PROBLEM TO SOLVE
Sort through the data and copy the lines holding the word "type".

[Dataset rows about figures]

______________________________

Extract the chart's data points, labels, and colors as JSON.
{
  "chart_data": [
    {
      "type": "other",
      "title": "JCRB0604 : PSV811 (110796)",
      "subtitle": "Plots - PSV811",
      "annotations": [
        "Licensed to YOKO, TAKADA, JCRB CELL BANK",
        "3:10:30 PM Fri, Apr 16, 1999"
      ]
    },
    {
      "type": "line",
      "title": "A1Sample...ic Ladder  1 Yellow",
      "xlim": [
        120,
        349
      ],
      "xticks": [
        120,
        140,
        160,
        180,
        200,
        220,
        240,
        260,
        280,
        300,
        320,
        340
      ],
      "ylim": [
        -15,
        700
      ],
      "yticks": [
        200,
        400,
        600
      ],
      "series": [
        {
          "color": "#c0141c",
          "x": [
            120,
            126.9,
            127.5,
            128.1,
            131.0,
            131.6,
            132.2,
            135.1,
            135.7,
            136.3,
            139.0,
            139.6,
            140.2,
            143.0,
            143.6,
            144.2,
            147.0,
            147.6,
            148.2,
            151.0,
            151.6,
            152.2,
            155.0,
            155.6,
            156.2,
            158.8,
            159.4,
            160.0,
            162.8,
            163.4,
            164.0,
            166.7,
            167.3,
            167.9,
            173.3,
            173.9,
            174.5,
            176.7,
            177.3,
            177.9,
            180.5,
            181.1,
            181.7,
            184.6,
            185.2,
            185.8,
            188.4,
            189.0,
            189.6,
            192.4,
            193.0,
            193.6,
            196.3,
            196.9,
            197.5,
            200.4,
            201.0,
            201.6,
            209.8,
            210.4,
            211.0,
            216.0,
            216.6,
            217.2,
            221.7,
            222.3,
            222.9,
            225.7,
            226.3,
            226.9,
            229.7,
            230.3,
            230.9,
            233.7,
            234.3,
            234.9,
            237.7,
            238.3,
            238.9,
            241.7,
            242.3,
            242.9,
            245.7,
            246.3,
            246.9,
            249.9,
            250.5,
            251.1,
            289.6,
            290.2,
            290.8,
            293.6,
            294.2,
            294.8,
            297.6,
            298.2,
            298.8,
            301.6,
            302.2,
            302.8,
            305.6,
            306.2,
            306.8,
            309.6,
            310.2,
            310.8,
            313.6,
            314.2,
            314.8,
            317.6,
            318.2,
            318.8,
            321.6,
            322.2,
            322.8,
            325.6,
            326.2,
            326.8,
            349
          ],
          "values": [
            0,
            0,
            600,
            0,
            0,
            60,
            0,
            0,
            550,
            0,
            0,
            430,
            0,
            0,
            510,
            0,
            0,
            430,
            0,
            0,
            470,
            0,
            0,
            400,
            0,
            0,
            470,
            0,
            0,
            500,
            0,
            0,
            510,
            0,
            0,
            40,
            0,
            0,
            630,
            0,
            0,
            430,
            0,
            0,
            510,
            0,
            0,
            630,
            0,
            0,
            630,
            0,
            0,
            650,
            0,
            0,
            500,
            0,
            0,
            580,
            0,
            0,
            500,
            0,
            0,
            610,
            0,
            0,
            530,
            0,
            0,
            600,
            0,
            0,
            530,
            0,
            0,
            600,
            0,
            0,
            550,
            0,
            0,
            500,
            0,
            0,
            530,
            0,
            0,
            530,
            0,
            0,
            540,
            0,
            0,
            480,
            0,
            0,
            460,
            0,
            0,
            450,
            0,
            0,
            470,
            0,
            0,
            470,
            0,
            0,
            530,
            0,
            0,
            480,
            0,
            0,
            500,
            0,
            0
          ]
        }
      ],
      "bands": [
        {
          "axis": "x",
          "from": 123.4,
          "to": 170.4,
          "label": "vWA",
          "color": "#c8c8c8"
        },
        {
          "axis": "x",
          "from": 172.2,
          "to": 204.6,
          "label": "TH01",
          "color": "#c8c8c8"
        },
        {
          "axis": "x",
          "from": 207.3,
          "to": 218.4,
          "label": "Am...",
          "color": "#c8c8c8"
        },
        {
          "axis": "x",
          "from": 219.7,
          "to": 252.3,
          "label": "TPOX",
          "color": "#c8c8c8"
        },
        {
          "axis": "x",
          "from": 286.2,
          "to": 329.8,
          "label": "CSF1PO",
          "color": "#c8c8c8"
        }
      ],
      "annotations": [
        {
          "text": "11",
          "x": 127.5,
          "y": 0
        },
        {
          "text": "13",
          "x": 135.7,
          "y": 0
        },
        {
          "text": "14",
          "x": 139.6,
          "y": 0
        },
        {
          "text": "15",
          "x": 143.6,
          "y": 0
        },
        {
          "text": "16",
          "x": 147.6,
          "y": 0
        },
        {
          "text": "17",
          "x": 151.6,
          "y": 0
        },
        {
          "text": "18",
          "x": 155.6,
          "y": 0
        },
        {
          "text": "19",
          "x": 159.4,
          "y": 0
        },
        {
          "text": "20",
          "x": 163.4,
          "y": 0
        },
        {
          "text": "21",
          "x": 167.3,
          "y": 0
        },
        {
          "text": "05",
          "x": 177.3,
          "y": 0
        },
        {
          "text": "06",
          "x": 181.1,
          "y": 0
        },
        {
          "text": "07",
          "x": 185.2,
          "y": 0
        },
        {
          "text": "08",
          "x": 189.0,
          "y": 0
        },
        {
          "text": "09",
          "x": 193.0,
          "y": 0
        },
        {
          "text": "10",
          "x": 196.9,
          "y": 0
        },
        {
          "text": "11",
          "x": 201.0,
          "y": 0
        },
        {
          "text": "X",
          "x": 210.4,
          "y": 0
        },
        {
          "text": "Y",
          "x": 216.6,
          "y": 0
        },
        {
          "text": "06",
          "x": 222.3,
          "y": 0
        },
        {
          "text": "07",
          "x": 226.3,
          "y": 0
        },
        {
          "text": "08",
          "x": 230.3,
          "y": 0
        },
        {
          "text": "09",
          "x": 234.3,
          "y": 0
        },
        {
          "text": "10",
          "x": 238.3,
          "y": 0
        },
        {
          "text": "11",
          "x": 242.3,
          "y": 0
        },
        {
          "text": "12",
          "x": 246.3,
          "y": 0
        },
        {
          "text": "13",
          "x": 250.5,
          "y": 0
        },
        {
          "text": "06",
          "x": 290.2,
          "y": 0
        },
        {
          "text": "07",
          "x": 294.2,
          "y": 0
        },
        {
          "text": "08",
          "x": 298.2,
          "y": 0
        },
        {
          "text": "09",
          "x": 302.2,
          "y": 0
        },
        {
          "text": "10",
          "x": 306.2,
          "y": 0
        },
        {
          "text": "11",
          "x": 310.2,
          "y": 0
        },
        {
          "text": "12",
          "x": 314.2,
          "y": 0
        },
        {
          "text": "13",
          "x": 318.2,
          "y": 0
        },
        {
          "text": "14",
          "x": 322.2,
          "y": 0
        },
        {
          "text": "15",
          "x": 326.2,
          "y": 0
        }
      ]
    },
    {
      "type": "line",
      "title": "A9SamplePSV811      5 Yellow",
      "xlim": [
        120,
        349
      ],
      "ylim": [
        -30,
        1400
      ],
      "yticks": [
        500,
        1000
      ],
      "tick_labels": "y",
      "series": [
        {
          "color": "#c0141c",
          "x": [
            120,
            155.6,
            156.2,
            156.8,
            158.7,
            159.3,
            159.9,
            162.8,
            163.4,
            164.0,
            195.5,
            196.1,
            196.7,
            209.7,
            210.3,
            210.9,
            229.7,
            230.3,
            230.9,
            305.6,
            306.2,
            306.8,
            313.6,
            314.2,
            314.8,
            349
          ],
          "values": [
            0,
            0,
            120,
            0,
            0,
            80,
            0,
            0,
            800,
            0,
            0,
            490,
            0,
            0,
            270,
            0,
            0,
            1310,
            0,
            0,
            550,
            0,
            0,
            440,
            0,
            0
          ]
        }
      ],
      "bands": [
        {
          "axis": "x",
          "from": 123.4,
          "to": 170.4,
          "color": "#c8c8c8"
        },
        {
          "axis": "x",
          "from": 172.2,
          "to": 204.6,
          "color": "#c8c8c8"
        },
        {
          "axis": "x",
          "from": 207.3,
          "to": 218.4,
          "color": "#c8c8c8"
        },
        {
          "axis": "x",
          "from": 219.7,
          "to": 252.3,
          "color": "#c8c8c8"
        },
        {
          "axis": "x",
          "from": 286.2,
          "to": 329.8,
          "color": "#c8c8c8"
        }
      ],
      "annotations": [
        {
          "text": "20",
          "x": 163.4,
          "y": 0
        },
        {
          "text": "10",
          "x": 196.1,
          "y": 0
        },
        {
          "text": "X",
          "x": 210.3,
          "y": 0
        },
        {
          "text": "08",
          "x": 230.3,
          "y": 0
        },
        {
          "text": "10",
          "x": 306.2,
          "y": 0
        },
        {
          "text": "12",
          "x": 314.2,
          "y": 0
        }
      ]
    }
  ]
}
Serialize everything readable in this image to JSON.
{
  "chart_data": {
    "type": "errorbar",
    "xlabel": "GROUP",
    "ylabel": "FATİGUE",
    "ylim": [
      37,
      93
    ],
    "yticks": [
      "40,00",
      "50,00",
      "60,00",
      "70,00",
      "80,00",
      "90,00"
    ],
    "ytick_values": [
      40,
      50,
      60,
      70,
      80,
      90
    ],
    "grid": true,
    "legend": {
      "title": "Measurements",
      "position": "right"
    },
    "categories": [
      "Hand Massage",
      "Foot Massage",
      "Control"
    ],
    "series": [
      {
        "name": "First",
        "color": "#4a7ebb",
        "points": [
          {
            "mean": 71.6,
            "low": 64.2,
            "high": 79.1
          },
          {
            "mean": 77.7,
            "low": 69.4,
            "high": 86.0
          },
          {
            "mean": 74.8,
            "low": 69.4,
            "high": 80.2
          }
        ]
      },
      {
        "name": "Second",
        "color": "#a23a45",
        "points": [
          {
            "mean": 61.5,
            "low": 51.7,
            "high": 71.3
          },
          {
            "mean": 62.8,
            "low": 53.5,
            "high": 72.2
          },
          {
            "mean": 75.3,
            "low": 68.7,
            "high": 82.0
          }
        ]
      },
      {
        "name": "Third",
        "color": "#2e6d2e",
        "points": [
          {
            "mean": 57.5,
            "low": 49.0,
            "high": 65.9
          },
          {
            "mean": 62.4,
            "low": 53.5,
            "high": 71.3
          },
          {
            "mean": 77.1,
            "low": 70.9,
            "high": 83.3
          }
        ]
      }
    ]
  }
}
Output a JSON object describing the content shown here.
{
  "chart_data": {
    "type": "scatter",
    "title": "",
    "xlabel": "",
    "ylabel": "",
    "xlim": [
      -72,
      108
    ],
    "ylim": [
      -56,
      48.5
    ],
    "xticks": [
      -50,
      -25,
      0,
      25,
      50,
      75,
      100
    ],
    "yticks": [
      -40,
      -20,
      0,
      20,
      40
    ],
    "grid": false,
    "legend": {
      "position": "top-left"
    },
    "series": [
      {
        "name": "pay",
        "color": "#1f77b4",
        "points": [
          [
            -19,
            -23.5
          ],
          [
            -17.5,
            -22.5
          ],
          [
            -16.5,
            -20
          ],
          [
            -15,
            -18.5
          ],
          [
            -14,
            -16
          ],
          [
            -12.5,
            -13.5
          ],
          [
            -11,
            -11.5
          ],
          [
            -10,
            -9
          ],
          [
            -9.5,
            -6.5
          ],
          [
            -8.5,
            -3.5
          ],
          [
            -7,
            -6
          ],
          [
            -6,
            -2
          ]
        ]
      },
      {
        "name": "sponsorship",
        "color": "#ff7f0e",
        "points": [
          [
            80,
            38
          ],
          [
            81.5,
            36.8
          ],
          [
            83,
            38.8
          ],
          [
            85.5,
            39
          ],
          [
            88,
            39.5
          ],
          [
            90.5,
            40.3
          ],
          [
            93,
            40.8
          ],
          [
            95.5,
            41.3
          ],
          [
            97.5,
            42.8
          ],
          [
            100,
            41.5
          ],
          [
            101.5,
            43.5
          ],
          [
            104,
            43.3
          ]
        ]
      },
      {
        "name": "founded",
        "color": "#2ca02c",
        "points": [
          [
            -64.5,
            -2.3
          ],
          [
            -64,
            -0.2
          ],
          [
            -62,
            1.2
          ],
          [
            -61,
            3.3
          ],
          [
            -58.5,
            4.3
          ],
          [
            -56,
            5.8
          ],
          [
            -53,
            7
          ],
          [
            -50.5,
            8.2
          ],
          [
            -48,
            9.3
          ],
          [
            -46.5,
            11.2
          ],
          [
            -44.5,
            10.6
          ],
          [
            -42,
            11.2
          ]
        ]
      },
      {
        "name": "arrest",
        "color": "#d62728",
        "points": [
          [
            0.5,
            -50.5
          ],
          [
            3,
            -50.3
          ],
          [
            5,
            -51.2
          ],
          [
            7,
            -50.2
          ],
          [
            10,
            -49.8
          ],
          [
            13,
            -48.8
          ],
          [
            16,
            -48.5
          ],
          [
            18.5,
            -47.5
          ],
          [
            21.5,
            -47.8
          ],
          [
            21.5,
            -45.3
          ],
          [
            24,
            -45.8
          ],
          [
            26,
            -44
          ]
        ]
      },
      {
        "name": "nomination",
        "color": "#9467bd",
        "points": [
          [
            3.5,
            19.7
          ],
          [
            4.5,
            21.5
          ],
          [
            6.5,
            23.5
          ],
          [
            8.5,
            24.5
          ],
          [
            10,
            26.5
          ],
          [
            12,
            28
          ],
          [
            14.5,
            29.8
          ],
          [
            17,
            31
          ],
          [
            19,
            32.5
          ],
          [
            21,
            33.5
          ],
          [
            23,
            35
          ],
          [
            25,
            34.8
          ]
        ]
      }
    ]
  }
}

______________________________

SOLUTION
      "type": "other",
      "type": "line",
      "type": "line",
    "type": "errorbar",
    "type": "scatter",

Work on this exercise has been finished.